> [Dataset listings of figures]
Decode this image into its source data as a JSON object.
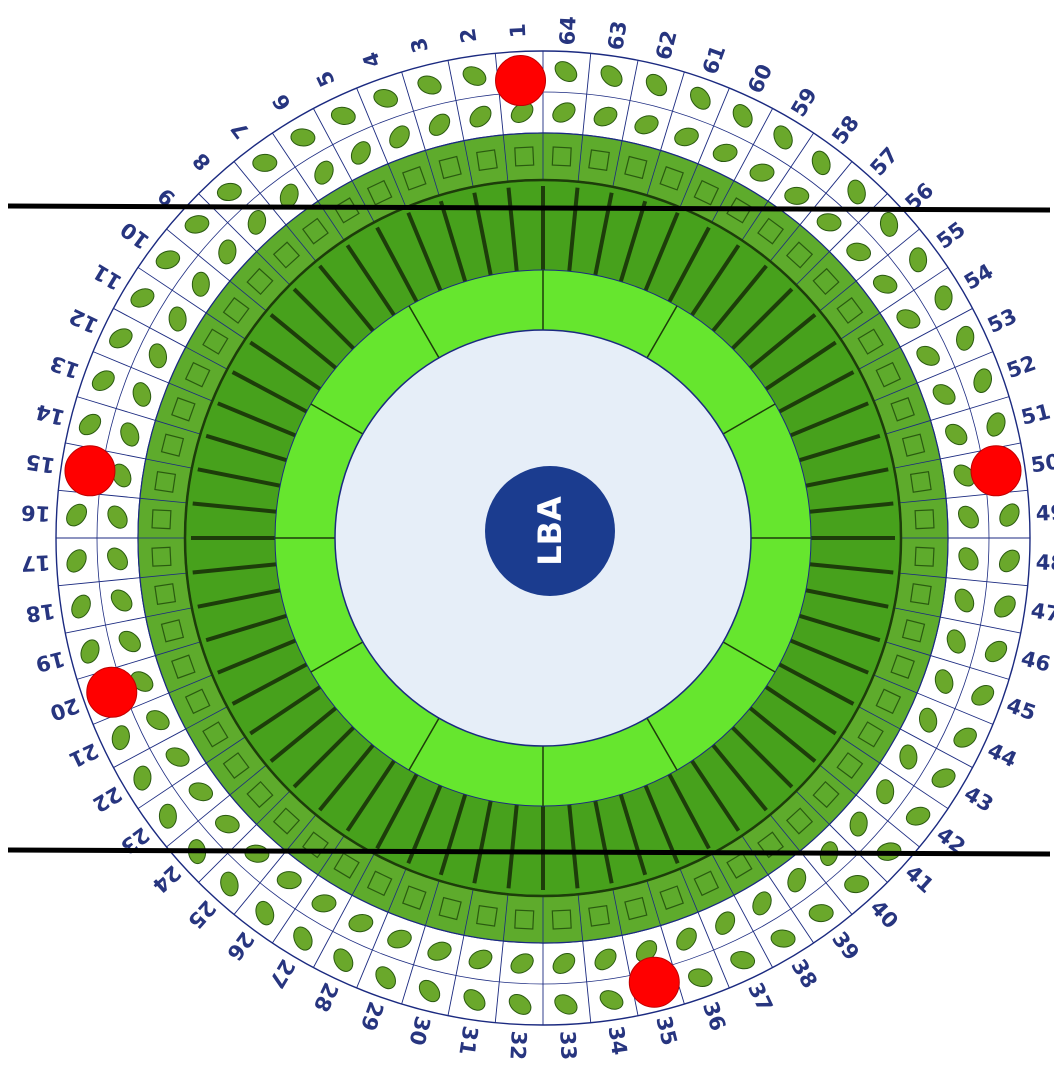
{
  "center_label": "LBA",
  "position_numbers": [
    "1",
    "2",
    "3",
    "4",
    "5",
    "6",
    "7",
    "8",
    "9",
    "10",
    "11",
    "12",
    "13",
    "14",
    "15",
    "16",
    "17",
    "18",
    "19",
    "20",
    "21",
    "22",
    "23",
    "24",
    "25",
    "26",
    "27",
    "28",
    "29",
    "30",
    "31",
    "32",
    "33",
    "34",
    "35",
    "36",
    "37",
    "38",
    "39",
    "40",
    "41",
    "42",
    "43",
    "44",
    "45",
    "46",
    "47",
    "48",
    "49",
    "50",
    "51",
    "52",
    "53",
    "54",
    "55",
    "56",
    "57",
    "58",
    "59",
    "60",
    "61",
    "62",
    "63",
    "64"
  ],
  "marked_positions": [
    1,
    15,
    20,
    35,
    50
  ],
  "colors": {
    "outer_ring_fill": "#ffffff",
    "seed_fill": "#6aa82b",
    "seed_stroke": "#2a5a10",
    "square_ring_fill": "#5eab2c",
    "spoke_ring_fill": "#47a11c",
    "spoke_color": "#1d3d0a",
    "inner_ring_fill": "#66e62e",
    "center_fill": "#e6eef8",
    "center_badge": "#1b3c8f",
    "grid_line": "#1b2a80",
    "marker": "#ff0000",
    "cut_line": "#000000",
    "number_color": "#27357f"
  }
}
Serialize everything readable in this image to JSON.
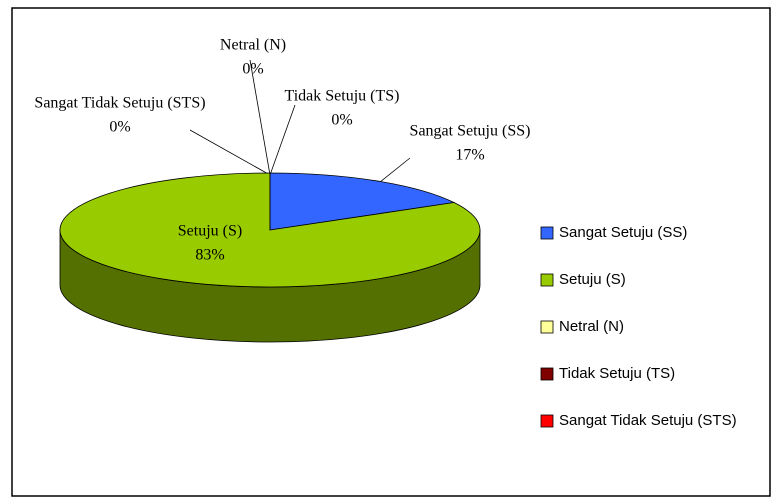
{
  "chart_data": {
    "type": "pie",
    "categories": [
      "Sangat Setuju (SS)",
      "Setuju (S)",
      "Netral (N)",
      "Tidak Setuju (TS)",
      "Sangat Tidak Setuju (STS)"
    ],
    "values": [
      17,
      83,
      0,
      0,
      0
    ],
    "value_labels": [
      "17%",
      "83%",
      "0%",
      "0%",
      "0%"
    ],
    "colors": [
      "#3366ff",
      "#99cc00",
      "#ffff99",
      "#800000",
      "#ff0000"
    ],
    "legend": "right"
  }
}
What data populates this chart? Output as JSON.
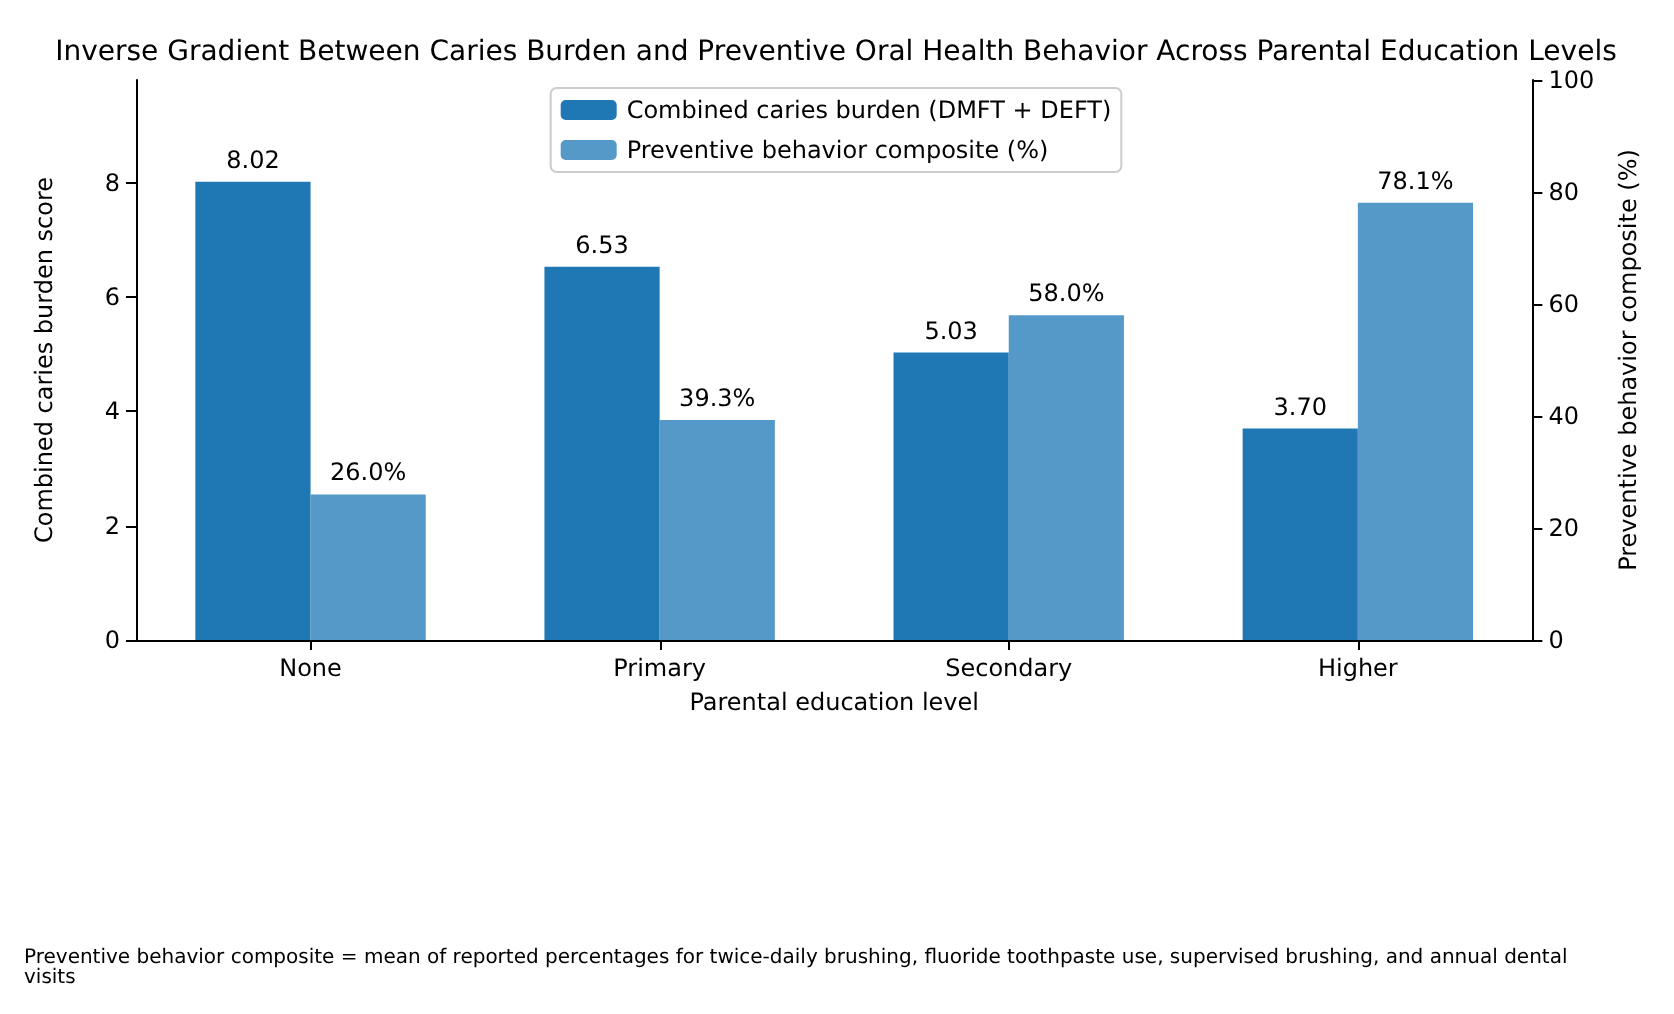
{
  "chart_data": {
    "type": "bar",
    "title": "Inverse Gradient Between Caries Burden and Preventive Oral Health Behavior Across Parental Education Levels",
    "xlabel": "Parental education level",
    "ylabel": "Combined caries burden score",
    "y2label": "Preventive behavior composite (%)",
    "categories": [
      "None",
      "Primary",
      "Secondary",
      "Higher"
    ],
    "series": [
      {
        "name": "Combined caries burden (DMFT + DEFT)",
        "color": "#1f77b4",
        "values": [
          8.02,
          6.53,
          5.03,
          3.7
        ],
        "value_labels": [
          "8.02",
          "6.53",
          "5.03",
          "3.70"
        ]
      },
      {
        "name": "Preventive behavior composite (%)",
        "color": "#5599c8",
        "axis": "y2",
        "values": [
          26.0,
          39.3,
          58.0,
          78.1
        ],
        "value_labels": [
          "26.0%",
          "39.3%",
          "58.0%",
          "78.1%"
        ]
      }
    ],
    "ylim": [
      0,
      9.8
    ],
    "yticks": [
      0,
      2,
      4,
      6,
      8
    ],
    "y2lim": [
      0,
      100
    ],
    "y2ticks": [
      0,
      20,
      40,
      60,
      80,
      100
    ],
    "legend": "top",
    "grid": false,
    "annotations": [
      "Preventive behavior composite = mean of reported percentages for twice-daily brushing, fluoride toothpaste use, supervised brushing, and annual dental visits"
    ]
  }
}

> [What you should do]
Your task is to repeat the material above exactly, without its pictures.

> [Reply to the exercise]
Decode this image into its source data as a JSON object.
{
  "center_label": "LBA",
  "position_numbers": [
    "1",
    "2",
    "3",
    "4",
    "5",
    "6",
    "7",
    "8",
    "9",
    "10",
    "11",
    "12",
    "13",
    "14",
    "15",
    "16",
    "17",
    "18",
    "19",
    "20",
    "21",
    "22",
    "23",
    "24",
    "25",
    "26",
    "27",
    "28",
    "29",
    "30",
    "31",
    "32",
    "33",
    "34",
    "35",
    "36",
    "37",
    "38",
    "39",
    "40",
    "41",
    "42",
    "43",
    "44",
    "45",
    "46",
    "47",
    "48",
    "49",
    "50",
    "51",
    "52",
    "53",
    "54",
    "55",
    "56",
    "57",
    "58",
    "59",
    "60",
    "61",
    "62",
    "63",
    "64"
  ],
  "marked_positions": [
    1,
    15,
    20,
    35,
    50
  ],
  "colors": {
    "outer_ring_fill": "#ffffff",
    "seed_fill": "#6aa82b",
    "seed_stroke": "#2a5a10",
    "square_ring_fill": "#5eab2c",
    "spoke_ring_fill": "#47a11c",
    "spoke_color": "#1d3d0a",
    "inner_ring_fill": "#66e62e",
    "center_fill": "#e6eef8",
    "center_badge": "#1b3c8f",
    "grid_line": "#1b2a80",
    "marker": "#ff0000",
    "cut_line": "#000000",
    "number_color": "#27357f"
  }
}
Serialize everything readable in this image to JSON.
{
  "chart_data": {
    "type": "pie",
    "categories": [
      "Sangat Setuju (SS)",
      "Setuju (S)",
      "Netral (N)",
      "Tidak Setuju (TS)",
      "Sangat Tidak Setuju (STS)"
    ],
    "values": [
      17,
      83,
      0,
      0,
      0
    ],
    "value_labels": [
      "17%",
      "83%",
      "0%",
      "0%",
      "0%"
    ],
    "colors": [
      "#3366ff",
      "#99cc00",
      "#ffff99",
      "#800000",
      "#ff0000"
    ],
    "legend": "right"
  }
}
What data populates this chart? Output as JSON.
{
  "chart_data": {
    "type": "bar",
    "title": "Inverse Gradient Between Caries Burden and Preventive Oral Health Behavior Across Parental Education Levels",
    "xlabel": "Parental education level",
    "ylabel": "Combined caries burden score",
    "y2label": "Preventive behavior composite (%)",
    "categories": [
      "None",
      "Primary",
      "Secondary",
      "Higher"
    ],
    "series": [
      {
        "name": "Combined caries burden (DMFT + DEFT)",
        "color": "#1f77b4",
        "values": [
          8.02,
          6.53,
          5.03,
          3.7
        ],
        "value_labels": [
          "8.02",
          "6.53",
          "5.03",
          "3.70"
        ]
      },
      {
        "name": "Preventive behavior composite (%)",
        "color": "#5599c8",
        "axis": "y2",
        "values": [
          26.0,
          39.3,
          58.0,
          78.1
        ],
        "value_labels": [
          "26.0%",
          "39.3%",
          "58.0%",
          "78.1%"
        ]
      }
    ],
    "ylim": [
      0,
      9.8
    ],
    "yticks": [
      0,
      2,
      4,
      6,
      8
    ],
    "y2lim": [
      0,
      100
    ],
    "y2ticks": [
      0,
      20,
      40,
      60,
      80,
      100
    ],
    "legend": "top",
    "grid": false,
    "annotations": [
      "Preventive behavior composite = mean of reported percentages for twice-daily brushing, fluoride toothpaste use, supervised brushing, and annual dental visits"
    ]
  }
}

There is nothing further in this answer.